# PROBLEM TO WORK ON:
Repeat the listing in full, exactly as it stands.

# SOURCE MATERIAL:
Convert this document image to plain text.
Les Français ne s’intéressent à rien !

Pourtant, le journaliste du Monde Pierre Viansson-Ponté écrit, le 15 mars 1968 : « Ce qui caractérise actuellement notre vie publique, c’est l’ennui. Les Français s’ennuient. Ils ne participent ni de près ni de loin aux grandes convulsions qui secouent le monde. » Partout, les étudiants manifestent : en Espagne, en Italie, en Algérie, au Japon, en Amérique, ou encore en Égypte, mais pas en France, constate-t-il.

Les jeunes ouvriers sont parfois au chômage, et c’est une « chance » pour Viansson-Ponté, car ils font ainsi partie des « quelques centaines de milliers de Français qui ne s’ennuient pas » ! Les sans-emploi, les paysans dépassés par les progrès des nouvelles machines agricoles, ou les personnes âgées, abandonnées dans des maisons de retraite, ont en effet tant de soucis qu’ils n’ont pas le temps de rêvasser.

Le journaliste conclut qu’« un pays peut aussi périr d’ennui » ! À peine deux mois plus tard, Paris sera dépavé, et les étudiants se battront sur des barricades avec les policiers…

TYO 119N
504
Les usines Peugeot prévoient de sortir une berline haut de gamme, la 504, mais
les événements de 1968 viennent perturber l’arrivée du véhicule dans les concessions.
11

# TASK SOLUTION:
Convert this document image to plain text.
Les Français ne s’intéressent à rien !

Pourtant, le journaliste du Monde Pierre Viansson-Ponté écrit, le 15 mars 1968 : « Ce qui caractérise actuellement notre vie publique, c’est l’ennui. Les Français s’ennuient. Ils ne participent ni de près ni de loin aux grandes convulsions qui secouent le monde. » Partout, les étudiants manifestent : en Espagne, en Italie, en Algérie, au Japon, en Amérique, ou encore en Égypte, mais pas en France, constate-t-il.

Les jeunes ouvriers sont parfois au chômage, et c’est une « chance » pour Viansson-Ponté, car ils font ainsi partie des « quelques centaines de milliers de Français qui ne s’ennuient pas » ! Les sans-emploi, les paysans dépassés par les progrès des nouvelles machines agricoles, ou les personnes âgées, abandonnées dans des maisons de retraite, ont en effet tant de soucis qu’ils n’ont pas le temps de rêvasser.

Le journaliste conclut qu’« un pays peut aussi périr d’ennui » ! À peine deux mois plus tard, Paris sera dépavé, et les étudiants se battront sur des barricades avec les policiers…

TYO 119N
504
Les usines Peugeot prévoient de sortir une berline haut de gamme, la 504, mais
les événements de 1968 viennent perturber l’arrivée du véhicule dans les concessions.
11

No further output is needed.